*SHORT EXERCISE:* Can you give these records again with each "body-paragraph" replaced by "paragraph-text", with all else unchanged and the pictures left out?

Annotated element listings:
(begin)
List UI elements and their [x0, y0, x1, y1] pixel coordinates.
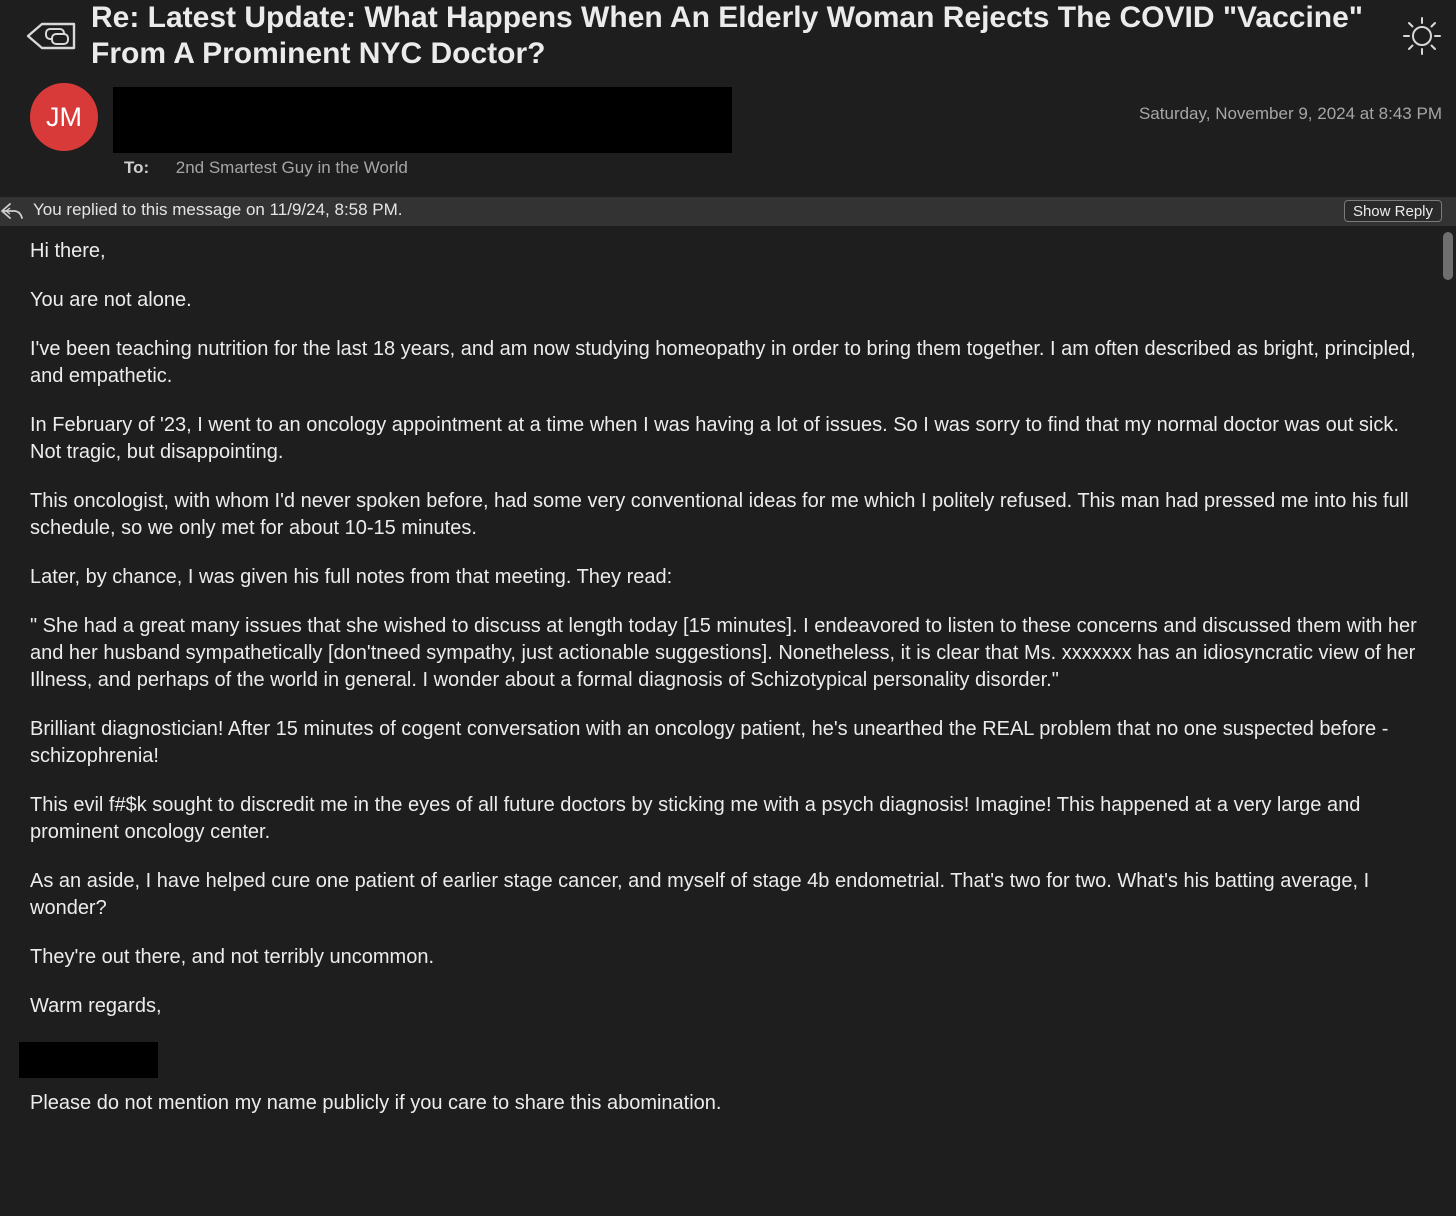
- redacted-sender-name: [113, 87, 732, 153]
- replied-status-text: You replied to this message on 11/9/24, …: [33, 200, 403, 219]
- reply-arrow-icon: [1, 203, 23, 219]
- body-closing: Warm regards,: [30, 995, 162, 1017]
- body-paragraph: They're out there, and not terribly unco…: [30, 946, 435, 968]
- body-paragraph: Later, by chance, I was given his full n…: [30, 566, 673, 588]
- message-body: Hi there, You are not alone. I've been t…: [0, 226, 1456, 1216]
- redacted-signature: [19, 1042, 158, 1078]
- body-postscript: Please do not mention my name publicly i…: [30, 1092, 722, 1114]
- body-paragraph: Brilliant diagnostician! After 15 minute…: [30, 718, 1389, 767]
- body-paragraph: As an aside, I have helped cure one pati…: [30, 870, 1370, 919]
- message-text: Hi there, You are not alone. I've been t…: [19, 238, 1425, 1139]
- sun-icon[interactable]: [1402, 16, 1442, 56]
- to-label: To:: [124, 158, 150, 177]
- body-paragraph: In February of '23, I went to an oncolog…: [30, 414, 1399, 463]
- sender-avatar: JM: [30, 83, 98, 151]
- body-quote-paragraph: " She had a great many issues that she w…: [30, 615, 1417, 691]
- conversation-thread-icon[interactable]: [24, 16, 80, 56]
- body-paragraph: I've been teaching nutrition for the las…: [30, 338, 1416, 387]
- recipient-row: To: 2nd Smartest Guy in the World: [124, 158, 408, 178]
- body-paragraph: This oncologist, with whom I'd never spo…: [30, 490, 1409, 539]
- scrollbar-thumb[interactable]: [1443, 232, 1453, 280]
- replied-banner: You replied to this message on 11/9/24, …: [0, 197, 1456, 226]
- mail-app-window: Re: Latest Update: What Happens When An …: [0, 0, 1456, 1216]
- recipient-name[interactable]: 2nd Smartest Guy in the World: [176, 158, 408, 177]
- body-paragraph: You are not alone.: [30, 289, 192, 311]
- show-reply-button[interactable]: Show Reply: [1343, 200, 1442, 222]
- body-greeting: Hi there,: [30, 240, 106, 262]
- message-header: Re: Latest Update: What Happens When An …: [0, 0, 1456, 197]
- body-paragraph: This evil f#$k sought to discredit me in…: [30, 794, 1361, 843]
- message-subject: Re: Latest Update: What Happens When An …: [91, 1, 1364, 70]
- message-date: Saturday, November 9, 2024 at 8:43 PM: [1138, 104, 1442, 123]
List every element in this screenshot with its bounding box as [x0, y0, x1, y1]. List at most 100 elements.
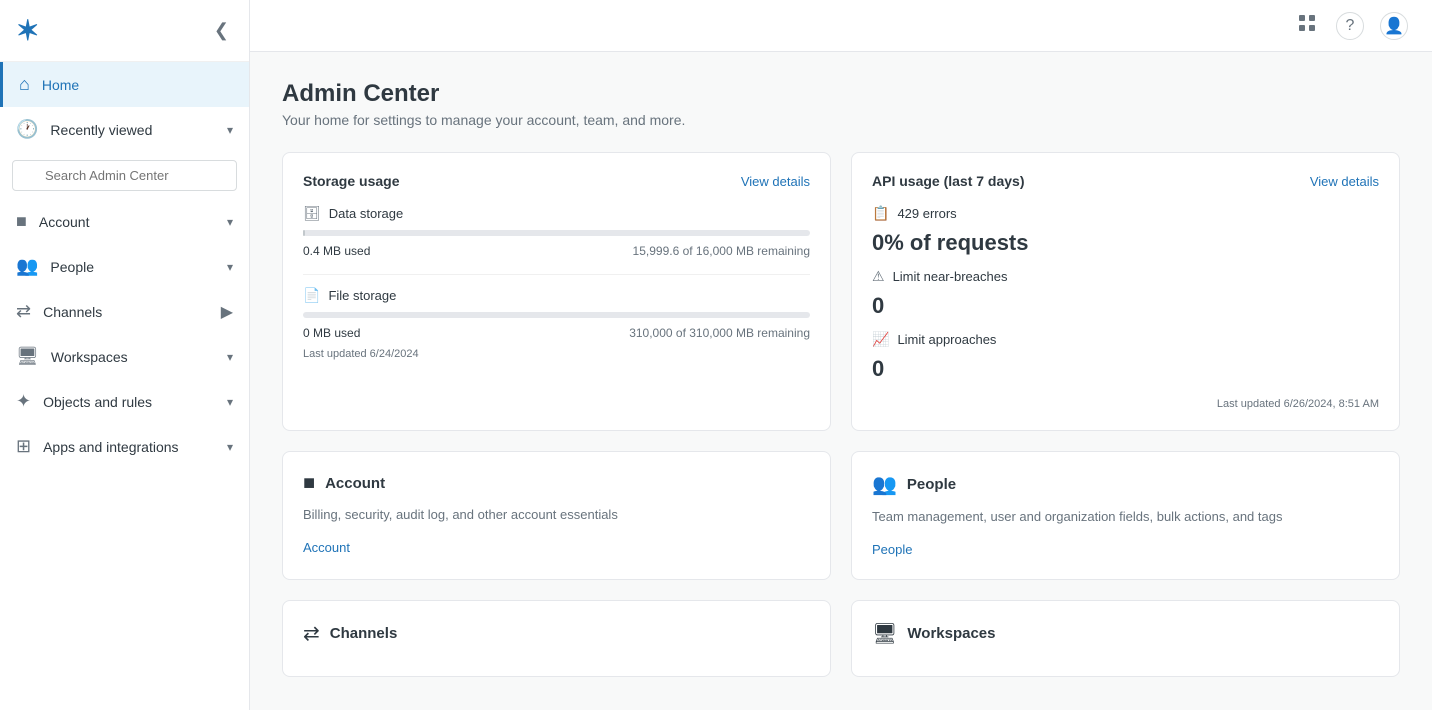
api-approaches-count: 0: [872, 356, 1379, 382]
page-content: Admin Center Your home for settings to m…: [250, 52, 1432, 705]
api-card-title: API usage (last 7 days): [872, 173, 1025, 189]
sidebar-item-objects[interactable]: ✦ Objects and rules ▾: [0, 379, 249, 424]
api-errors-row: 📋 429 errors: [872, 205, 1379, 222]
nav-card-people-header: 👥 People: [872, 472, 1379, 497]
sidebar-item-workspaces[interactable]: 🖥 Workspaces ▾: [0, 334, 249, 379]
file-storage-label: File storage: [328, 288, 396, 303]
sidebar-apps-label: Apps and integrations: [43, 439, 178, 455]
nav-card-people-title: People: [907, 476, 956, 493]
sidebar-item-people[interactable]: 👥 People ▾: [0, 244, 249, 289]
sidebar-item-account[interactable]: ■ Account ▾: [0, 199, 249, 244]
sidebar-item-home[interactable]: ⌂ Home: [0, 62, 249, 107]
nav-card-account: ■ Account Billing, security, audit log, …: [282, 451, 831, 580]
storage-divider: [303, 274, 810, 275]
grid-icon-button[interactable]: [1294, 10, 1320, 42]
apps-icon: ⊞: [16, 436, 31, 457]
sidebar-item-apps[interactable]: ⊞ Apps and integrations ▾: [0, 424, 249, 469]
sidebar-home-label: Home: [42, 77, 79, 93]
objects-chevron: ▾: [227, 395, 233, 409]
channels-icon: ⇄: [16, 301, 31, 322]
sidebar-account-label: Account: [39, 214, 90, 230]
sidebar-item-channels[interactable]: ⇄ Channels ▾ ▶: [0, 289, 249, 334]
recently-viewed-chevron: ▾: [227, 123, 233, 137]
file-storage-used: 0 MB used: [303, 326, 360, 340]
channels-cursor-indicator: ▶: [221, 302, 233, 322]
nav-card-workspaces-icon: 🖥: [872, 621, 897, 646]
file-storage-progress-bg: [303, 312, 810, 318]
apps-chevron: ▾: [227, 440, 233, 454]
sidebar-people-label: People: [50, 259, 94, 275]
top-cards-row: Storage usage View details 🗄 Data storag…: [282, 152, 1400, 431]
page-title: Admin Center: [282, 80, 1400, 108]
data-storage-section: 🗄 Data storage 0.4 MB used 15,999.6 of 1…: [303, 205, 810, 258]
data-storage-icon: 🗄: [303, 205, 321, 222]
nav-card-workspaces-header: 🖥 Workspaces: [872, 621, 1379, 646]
(end)
*THE RESULT:*
List UI elements and their [x0, y0, x1, y1] pixel coordinates.
- redacted-sender-name: [113, 87, 732, 153]
- replied-status-text: You replied to this message on 11/9/24, …: [33, 200, 403, 219]
- reply-arrow-icon: [1, 203, 23, 219]
- body-closing: Warm regards,: [30, 995, 162, 1017]
- paragraph-text: They're out there, and not terribly unco…: [30, 946, 435, 968]
- paragraph-text: Later, by chance, I was given his full n…: [30, 566, 673, 588]
- message-body: Hi there, You are not alone. I've been t…: [0, 226, 1456, 1216]
- redacted-signature: [19, 1042, 158, 1078]
- body-postscript: Please do not mention my name publicly i…: [30, 1092, 722, 1114]
- paragraph-text: Brilliant diagnostician! After 15 minute…: [30, 718, 1389, 767]
- paragraph-text: As an aside, I have helped cure one pati…: [30, 870, 1370, 919]
- message-text: Hi there, You are not alone. I've been t…: [19, 238, 1425, 1139]
- sun-icon[interactable]: [1402, 16, 1442, 56]
- to-label: To:: [124, 158, 150, 177]
- paragraph-text: In February of '23, I went to an oncolog…: [30, 414, 1399, 463]
- sender-avatar: JM: [30, 83, 98, 151]
- body-quote-paragraph: " She had a great many issues that she w…: [30, 615, 1417, 691]
- conversation-thread-icon[interactable]: [24, 16, 80, 56]
- paragraph-text: I've been teaching nutrition for the las…: [30, 338, 1416, 387]
- recipient-row: To: 2nd Smartest Guy in the World: [124, 158, 408, 178]
- paragraph-text: This oncologist, with whom I'd never spo…: [30, 490, 1409, 539]
- scrollbar-thumb[interactable]: [1443, 232, 1453, 280]
- replied-banner: You replied to this message on 11/9/24, …: [0, 197, 1456, 226]
- mail-app-window: Re: Latest Update: What Happens When An …: [0, 0, 1456, 1216]
- recipient-name[interactable]: 2nd Smartest Guy in the World: [176, 158, 408, 177]
- paragraph-text: You are not alone.: [30, 289, 192, 311]
- show-reply-button[interactable]: Show Reply: [1343, 200, 1442, 222]
- body-greeting: Hi there,: [30, 240, 106, 262]
- message-header: Re: Latest Update: What Happens When An …: [0, 0, 1456, 197]
- paragraph-text: This evil f#$k sought to discredit me in…: [30, 794, 1361, 843]
- message-subject: Re: Latest Update: What Happens When An …: [91, 1, 1364, 70]
- message-date: Saturday, November 9, 2024 at 8:43 PM: [1138, 104, 1442, 123]
List every element in this screenshot with its bounding box as [x0, y0, x1, y1]. List at most 100 elements.
api-approaches-count: 0: [872, 356, 1379, 382]
page-content: Admin Center Your home for settings to m…: [250, 52, 1432, 705]
api-card-title: API usage (last 7 days): [872, 173, 1025, 189]
sidebar-item-objects[interactable]: ✦ Objects and rules ▾: [0, 379, 249, 424]
api-errors-row: 📋 429 errors: [872, 205, 1379, 222]
nav-card-people-header: 👥 People: [872, 472, 1379, 497]
sidebar-item-workspaces[interactable]: 🖥 Workspaces ▾: [0, 334, 249, 379]
file-storage-label: File storage: [328, 288, 396, 303]
sidebar-apps-label: Apps and integrations: [43, 439, 178, 455]
nav-card-people-title: People: [907, 476, 956, 493]
sidebar-item-people[interactable]: 👥 People ▾: [0, 244, 249, 289]
sidebar-item-account[interactable]: ■ Account ▾: [0, 199, 249, 244]
sidebar-item-home[interactable]: ⌂ Home: [0, 62, 249, 107]
nav-card-account: ■ Account Billing, security, audit log, …: [282, 451, 831, 580]
storage-divider: [303, 274, 810, 275]
grid-icon-button[interactable]: [1294, 10, 1320, 42]
apps-icon: ⊞: [16, 436, 31, 457]
sidebar-item-apps[interactable]: ⊞ Apps and integrations ▾: [0, 424, 249, 469]
sidebar-home-label: Home: [42, 77, 79, 93]
objects-chevron: ▾: [227, 395, 233, 409]
channels-icon: ⇄: [16, 301, 31, 322]
sidebar-account-label: Account: [39, 214, 90, 230]
sidebar-item-channels[interactable]: ⇄ Channels ▾ ▶: [0, 289, 249, 334]
recently-viewed-chevron: ▾: [227, 123, 233, 137]
file-storage-used: 0 MB used: [303, 326, 360, 340]
channels-cursor-indicator: ▶: [221, 302, 233, 322]
nav-card-workspaces-icon: 🖥: [872, 621, 897, 646]
file-storage-progress-bg: [303, 312, 810, 318]
apps-chevron: ▾: [227, 440, 233, 454]
sidebar-people-label: People: [50, 259, 94, 275]
top-cards-row: Storage usage View details 🗄 Data storag…: [282, 152, 1400, 431]
page-title: Admin Center: [282, 80, 1400, 108]
data-storage-section: 🗄 Data storage 0.4 MB used 15,999.6 of 1…: [303, 205, 810, 258]
data-storage-icon: 🗄: [303, 205, 321, 222]
nav-card-workspaces-header: 🖥 Workspaces: [872, 621, 1379, 646]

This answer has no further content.